• TASK BRIEF: Output all lines exactly.

• RECORDED INFORMATION:
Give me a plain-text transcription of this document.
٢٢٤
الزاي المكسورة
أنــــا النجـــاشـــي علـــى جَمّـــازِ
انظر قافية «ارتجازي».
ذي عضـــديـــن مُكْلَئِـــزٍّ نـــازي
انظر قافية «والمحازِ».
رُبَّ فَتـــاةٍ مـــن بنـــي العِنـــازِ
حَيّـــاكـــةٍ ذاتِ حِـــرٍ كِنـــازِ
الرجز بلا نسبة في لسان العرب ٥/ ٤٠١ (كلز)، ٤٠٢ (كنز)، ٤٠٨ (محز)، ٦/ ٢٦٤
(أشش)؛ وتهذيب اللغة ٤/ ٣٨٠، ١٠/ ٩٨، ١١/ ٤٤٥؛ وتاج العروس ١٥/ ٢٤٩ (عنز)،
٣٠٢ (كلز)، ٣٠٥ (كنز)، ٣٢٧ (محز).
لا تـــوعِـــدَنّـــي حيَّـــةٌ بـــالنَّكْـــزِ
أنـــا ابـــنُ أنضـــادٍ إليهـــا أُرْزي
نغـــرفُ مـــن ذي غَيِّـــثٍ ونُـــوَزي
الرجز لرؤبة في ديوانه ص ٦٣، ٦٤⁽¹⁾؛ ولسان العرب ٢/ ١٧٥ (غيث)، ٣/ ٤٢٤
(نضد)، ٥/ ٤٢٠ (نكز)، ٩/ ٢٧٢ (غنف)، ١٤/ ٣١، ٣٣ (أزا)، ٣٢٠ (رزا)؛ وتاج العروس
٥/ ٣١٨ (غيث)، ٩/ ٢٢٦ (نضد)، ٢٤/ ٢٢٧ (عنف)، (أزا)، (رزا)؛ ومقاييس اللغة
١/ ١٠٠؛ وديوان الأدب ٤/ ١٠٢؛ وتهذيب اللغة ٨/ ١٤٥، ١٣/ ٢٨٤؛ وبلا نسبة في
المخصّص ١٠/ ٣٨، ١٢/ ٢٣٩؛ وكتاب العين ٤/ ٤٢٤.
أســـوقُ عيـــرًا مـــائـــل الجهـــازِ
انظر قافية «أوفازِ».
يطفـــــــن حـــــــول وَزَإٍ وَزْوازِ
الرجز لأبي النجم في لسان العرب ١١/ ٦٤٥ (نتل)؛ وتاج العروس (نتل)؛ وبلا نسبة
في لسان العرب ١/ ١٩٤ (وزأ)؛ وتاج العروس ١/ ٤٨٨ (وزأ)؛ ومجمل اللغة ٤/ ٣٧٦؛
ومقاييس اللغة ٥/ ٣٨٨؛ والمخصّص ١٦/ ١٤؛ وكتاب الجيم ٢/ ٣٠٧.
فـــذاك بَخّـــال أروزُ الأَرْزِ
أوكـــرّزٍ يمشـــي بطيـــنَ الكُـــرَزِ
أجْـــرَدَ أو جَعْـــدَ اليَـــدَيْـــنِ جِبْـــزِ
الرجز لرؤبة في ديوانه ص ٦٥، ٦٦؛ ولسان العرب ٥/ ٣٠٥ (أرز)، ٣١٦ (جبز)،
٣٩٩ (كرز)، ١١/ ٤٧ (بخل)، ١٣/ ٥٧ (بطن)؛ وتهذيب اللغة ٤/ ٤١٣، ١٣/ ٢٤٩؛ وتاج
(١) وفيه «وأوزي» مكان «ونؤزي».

• CORRECT RESULT:
Give me a plain-text transcription of this document.
٢٢٤
الزاي المكسورة
أنــــا النجـــاشـــي علـــى جَمّـــازِ
انظر قافية «ارتجازي».
ذي عضـــديـــن مُكْلَئِـــزٍّ نـــازي
انظر قافية «والمحازِ».
رُبَّ فَتـــاةٍ مـــن بنـــي العِنـــازِ
حَيّـــاكـــةٍ ذاتِ حِـــرٍ كِنـــازِ
الرجز بلا نسبة في لسان العرب ٥/ ٤٠١ (كلز)، ٤٠٢ (كنز)، ٤٠٨ (محز)، ٦/ ٢٦٤
(أشش)؛ وتهذيب اللغة ٤/ ٣٨٠، ١٠/ ٩٨، ١١/ ٤٤٥؛ وتاج العروس ١٥/ ٢٤٩ (عنز)،
٣٠٢ (كلز)، ٣٠٥ (كنز)، ٣٢٧ (محز).
لا تـــوعِـــدَنّـــي حيَّـــةٌ بـــالنَّكْـــزِ
أنـــا ابـــنُ أنضـــادٍ إليهـــا أُرْزي
نغـــرفُ مـــن ذي غَيِّـــثٍ ونُـــوَزي
الرجز لرؤبة في ديوانه ص ٦٣، ٦٤⁽¹⁾؛ ولسان العرب ٢/ ١٧٥ (غيث)، ٣/ ٤٢٤
(نضد)، ٥/ ٤٢٠ (نكز)، ٩/ ٢٧٢ (غنف)، ١٤/ ٣١، ٣٣ (أزا)، ٣٢٠ (رزا)؛ وتاج العروس
٥/ ٣١٨ (غيث)، ٩/ ٢٢٦ (نضد)، ٢٤/ ٢٢٧ (عنف)، (أزا)، (رزا)؛ ومقاييس اللغة
١/ ١٠٠؛ وديوان الأدب ٤/ ١٠٢؛ وتهذيب اللغة ٨/ ١٤٥، ١٣/ ٢٨٤؛ وبلا نسبة في
المخصّص ١٠/ ٣٨، ١٢/ ٢٣٩؛ وكتاب العين ٤/ ٤٢٤.
أســـوقُ عيـــرًا مـــائـــل الجهـــازِ
انظر قافية «أوفازِ».
يطفـــــــن حـــــــول وَزَإٍ وَزْوازِ
الرجز لأبي النجم في لسان العرب ١١/ ٦٤٥ (نتل)؛ وتاج العروس (نتل)؛ وبلا نسبة
في لسان العرب ١/ ١٩٤ (وزأ)؛ وتاج العروس ١/ ٤٨٨ (وزأ)؛ ومجمل اللغة ٤/ ٣٧٦؛
ومقاييس اللغة ٥/ ٣٨٨؛ والمخصّص ١٦/ ١٤؛ وكتاب الجيم ٢/ ٣٠٧.
فـــذاك بَخّـــال أروزُ الأَرْزِ
أوكـــرّزٍ يمشـــي بطيـــنَ الكُـــرَزِ
أجْـــرَدَ أو جَعْـــدَ اليَـــدَيْـــنِ جِبْـــزِ
الرجز لرؤبة في ديوانه ص ٦٥، ٦٦؛ ولسان العرب ٥/ ٣٠٥ (أرز)، ٣١٦ (جبز)،
٣٩٩ (كرز)، ١١/ ٤٧ (بخل)، ١٣/ ٥٧ (بطن)؛ وتهذيب اللغة ٤/ ٤١٣، ١٣/ ٢٤٩؛ وتاج
(١) وفيه «وأوزي» مكان «ونؤزي».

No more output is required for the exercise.